DIRECTIONS>
Switch "Floor Tom" to "Rack Tom" in the lines from the first line through the line with "scroll-down-button[interactable]: ▼ xyxy=(63,437,79,453)", and output only those lines with everything else unchanged.

DATA EXCERPTS>

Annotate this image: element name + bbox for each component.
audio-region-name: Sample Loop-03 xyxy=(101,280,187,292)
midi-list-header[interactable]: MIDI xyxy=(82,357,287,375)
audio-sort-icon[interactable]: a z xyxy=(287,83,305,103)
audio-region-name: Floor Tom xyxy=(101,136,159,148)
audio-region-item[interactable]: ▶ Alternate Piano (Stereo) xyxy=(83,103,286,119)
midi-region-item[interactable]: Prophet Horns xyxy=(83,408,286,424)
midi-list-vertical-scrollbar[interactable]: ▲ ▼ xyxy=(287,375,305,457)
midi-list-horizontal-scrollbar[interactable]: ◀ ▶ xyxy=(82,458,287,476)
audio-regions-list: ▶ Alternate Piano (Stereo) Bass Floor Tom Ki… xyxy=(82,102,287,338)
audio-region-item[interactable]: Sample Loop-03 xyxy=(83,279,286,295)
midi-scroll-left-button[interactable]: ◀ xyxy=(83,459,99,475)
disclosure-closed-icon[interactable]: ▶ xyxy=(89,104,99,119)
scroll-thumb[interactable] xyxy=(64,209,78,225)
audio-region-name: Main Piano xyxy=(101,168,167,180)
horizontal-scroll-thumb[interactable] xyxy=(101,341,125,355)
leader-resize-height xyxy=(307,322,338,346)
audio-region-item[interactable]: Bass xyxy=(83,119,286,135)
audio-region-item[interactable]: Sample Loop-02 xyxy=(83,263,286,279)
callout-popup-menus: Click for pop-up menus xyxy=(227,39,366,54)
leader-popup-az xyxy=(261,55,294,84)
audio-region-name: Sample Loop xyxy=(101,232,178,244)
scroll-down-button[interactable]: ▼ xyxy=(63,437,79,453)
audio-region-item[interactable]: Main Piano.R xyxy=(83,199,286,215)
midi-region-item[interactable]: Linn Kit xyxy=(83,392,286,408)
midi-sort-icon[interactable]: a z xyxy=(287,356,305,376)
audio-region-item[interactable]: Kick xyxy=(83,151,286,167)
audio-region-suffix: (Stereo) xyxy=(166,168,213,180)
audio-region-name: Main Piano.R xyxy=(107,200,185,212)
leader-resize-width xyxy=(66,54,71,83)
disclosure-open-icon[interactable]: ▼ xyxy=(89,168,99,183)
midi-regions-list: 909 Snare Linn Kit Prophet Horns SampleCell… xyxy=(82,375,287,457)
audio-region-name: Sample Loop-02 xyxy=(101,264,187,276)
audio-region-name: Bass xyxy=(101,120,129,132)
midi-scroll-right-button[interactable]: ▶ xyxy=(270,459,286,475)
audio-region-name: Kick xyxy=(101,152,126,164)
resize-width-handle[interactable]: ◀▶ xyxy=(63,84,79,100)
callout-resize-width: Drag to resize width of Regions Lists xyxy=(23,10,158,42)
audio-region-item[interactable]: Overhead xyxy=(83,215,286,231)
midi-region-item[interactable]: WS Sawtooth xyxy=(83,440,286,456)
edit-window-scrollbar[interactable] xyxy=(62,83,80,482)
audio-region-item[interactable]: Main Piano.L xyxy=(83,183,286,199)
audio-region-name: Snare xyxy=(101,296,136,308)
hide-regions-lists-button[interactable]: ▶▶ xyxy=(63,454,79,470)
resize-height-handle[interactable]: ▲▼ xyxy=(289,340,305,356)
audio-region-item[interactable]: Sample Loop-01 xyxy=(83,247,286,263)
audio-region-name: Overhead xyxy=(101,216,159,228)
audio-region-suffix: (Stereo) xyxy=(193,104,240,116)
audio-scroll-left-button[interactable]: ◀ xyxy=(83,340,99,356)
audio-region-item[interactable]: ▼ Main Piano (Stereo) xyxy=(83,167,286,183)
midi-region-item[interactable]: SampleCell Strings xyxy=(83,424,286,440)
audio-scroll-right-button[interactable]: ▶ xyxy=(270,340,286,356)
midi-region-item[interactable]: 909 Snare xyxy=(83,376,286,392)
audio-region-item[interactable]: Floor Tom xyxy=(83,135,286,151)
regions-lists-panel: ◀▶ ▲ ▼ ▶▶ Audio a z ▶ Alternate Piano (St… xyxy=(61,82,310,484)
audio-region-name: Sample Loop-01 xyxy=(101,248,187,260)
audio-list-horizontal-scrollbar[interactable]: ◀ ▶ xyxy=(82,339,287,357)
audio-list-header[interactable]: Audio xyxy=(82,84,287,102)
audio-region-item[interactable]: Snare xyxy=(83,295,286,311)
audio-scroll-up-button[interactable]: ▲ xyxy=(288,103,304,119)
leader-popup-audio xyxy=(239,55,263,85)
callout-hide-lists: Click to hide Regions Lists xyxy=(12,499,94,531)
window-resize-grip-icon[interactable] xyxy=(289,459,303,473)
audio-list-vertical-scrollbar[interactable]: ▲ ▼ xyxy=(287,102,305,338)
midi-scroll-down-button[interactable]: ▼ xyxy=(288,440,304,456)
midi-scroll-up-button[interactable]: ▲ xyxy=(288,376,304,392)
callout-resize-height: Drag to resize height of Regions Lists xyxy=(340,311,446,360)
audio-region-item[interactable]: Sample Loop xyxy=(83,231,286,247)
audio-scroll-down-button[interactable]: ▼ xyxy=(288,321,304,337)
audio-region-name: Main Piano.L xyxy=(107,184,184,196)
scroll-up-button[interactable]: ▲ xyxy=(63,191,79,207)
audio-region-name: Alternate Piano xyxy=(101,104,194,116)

OUTPUT>
Annotate this image: element name + bbox for each component.
audio-region-name: Sample Loop-03 xyxy=(101,280,187,292)
midi-list-header[interactable]: MIDI xyxy=(82,357,287,375)
audio-sort-icon[interactable]: a z xyxy=(287,83,305,103)
audio-region-name: Rack Tom xyxy=(101,136,159,148)
audio-region-item[interactable]: ▶ Alternate Piano (Stereo) xyxy=(83,103,286,119)
midi-region-item[interactable]: Prophet Horns xyxy=(83,408,286,424)
midi-list-vertical-scrollbar[interactable]: ▲ ▼ xyxy=(287,375,305,457)
midi-list-horizontal-scrollbar[interactable]: ◀ ▶ xyxy=(82,458,287,476)
audio-regions-list: ▶ Alternate Piano (Stereo) Bass Rack Tom Ki… xyxy=(82,102,287,338)
audio-region-item[interactable]: Sample Loop-03 xyxy=(83,279,286,295)
midi-scroll-left-button[interactable]: ◀ xyxy=(83,459,99,475)
disclosure-closed-icon[interactable]: ▶ xyxy=(89,104,99,119)
scroll-thumb[interactable] xyxy=(64,209,78,225)
audio-region-name: Main Piano xyxy=(101,168,167,180)
horizontal-scroll-thumb[interactable] xyxy=(101,341,125,355)
leader-resize-height xyxy=(307,322,338,346)
audio-region-item[interactable]: Bass xyxy=(83,119,286,135)
audio-region-item[interactable]: Sample Loop-02 xyxy=(83,263,286,279)
callout-popup-menus: Click for pop-up menus xyxy=(227,39,366,54)
leader-popup-az xyxy=(261,55,294,84)
audio-region-name: Sample Loop xyxy=(101,232,178,244)
scroll-down-button[interactable]: ▼ xyxy=(63,437,79,453)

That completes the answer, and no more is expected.